Check each line of the entries below for the string "BLACK" and state how many lines have it, with no other text.

[Entries taken from a collection]
↓↓↓

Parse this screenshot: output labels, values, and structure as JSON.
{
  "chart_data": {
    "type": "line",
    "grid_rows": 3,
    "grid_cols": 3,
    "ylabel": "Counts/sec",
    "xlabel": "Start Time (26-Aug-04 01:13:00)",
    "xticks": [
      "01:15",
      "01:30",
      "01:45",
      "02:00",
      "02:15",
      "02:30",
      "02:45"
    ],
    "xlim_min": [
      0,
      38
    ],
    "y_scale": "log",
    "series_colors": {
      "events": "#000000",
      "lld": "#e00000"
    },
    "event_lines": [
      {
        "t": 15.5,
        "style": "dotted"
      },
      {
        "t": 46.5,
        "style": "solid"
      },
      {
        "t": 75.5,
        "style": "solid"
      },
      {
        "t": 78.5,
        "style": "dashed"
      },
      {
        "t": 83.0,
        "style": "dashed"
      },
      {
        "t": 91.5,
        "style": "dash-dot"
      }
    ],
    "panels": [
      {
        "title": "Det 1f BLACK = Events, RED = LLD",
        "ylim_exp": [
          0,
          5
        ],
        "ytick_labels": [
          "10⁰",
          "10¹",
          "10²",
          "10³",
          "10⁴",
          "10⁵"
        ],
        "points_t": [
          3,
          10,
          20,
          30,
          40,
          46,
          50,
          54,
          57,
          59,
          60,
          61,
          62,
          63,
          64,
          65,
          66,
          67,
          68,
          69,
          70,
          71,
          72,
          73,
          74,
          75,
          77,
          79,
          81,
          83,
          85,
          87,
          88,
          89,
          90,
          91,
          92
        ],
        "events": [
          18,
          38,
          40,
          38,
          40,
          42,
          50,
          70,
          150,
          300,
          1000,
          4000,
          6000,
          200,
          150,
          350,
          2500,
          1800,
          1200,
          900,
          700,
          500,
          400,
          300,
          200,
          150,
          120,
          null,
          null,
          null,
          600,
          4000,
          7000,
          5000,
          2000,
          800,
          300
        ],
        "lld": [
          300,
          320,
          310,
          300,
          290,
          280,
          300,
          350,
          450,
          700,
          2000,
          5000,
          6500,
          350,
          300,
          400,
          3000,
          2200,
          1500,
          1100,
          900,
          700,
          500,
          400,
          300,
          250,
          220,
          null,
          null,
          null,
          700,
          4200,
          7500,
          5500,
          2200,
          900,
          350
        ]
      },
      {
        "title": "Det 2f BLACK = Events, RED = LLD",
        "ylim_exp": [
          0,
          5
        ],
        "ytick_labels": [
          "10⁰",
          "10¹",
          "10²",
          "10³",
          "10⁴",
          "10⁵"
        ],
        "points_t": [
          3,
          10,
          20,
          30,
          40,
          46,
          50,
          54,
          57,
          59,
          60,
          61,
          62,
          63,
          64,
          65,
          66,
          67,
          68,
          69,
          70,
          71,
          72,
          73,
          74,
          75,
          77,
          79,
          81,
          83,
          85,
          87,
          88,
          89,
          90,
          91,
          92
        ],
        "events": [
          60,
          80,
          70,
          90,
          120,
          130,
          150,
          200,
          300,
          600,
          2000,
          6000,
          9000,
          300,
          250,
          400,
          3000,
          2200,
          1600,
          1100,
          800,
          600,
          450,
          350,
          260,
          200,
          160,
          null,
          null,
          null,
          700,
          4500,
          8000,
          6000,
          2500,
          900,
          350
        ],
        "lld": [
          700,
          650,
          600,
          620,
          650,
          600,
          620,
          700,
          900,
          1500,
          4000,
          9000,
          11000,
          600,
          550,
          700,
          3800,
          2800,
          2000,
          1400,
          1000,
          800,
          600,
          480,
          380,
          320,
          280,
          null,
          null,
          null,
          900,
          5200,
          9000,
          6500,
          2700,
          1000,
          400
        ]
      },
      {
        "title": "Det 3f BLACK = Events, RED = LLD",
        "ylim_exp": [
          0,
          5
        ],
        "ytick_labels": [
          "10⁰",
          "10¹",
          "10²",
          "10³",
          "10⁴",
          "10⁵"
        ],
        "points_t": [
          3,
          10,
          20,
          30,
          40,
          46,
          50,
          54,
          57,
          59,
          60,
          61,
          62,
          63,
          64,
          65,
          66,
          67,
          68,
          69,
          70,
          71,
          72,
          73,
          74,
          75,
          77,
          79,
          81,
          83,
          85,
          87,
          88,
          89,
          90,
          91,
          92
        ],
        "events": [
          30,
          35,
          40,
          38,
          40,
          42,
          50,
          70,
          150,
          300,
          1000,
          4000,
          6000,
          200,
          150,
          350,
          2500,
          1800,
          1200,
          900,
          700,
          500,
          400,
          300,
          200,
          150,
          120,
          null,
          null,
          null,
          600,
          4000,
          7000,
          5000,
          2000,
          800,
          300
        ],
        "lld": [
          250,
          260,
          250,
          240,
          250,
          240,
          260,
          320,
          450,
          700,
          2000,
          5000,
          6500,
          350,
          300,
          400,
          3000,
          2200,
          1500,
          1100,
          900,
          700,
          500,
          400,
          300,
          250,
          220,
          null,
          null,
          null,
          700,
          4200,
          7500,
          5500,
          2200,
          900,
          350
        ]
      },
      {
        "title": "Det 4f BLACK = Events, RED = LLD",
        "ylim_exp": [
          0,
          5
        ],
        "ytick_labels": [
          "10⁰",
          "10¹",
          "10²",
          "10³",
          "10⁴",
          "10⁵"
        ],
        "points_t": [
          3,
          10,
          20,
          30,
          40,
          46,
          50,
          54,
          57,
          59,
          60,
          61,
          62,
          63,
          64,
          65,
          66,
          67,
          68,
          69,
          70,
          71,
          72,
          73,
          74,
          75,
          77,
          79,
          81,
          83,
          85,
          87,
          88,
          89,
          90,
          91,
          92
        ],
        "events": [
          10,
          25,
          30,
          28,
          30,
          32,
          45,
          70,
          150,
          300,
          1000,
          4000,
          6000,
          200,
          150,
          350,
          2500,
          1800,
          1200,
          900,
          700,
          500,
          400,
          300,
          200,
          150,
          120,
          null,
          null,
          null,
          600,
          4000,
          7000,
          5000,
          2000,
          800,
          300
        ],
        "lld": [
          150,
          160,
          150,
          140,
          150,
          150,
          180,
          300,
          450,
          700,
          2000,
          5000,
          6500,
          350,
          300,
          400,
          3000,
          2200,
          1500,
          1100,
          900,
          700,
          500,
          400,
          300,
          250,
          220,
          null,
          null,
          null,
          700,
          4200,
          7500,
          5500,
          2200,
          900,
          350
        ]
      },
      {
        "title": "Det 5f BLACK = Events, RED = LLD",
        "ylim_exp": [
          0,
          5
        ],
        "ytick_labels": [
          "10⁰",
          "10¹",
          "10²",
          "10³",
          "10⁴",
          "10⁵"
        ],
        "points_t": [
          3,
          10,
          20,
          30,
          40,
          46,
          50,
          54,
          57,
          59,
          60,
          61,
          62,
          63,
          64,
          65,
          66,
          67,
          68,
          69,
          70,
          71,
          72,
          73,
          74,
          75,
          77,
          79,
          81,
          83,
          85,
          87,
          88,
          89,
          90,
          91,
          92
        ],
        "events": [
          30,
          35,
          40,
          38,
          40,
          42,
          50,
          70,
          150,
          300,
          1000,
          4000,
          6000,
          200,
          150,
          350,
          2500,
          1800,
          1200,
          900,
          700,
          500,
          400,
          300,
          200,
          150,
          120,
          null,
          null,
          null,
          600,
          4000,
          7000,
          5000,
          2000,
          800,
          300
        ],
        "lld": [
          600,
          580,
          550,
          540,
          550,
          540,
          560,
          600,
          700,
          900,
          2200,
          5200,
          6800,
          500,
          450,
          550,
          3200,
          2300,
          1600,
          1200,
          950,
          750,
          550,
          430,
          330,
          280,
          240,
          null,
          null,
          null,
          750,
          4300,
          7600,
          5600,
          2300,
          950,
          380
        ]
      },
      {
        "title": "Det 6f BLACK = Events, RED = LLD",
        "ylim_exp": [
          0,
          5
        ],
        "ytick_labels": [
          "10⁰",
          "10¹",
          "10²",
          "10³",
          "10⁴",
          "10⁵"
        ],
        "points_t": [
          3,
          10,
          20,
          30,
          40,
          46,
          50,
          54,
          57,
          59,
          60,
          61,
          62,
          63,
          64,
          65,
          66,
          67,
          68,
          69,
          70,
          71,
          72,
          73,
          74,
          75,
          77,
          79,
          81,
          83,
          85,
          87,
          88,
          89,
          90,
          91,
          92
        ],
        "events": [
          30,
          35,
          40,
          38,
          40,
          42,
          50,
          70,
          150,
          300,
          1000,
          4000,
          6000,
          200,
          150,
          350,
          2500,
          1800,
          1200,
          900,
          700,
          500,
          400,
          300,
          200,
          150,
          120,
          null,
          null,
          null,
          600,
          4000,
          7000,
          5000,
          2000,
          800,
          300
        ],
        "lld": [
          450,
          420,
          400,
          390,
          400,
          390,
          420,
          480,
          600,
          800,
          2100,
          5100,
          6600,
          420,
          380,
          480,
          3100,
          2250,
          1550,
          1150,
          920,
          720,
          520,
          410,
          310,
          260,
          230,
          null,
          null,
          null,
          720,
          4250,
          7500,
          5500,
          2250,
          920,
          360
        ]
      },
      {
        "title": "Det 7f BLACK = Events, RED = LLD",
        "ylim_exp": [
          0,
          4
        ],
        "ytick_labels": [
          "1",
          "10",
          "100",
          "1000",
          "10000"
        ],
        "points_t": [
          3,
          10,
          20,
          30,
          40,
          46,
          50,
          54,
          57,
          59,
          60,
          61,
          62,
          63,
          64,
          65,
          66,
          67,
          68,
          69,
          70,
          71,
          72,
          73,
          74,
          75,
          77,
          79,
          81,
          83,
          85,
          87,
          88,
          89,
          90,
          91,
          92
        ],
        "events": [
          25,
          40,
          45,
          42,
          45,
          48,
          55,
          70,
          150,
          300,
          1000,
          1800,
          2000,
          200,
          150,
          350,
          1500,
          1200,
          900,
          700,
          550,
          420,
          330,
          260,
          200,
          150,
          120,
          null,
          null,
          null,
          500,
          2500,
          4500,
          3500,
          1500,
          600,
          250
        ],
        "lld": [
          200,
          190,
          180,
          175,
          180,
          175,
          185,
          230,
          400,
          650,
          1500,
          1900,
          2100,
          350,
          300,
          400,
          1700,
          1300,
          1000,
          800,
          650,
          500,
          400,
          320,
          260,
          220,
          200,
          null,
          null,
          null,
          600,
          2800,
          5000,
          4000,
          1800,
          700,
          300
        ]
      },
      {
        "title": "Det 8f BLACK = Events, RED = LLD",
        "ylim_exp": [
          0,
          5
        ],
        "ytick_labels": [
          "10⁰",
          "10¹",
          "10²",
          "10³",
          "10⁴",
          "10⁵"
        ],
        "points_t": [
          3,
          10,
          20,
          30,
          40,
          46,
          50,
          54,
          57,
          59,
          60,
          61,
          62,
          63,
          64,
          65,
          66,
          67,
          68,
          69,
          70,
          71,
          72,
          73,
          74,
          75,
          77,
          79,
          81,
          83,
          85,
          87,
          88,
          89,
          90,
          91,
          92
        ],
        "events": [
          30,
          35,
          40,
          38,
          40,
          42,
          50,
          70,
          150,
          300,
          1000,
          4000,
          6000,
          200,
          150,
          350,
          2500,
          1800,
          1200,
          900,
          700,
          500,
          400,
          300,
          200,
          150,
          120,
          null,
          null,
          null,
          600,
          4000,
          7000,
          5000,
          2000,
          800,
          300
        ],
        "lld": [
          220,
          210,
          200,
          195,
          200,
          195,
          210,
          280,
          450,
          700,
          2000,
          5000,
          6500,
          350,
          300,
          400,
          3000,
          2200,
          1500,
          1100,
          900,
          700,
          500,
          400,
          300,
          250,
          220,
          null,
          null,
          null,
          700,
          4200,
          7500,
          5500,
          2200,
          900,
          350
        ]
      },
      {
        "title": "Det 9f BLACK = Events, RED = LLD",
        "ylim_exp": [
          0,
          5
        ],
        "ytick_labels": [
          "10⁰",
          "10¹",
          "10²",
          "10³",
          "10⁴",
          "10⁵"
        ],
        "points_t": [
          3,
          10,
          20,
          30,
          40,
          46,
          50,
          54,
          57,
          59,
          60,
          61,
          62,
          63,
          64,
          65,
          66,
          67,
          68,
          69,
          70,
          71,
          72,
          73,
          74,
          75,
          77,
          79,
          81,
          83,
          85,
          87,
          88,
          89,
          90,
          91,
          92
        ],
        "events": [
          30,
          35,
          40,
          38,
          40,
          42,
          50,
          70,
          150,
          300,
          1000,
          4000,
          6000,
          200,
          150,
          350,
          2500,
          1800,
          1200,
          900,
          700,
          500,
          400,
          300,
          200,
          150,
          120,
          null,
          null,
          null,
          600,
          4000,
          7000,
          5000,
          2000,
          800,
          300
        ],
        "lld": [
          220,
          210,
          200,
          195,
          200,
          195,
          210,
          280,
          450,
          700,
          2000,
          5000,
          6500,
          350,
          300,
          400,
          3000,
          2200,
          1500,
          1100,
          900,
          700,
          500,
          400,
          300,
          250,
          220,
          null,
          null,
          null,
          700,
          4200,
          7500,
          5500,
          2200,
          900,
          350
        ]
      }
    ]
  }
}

↑↑↑

Solution to the exercise:
9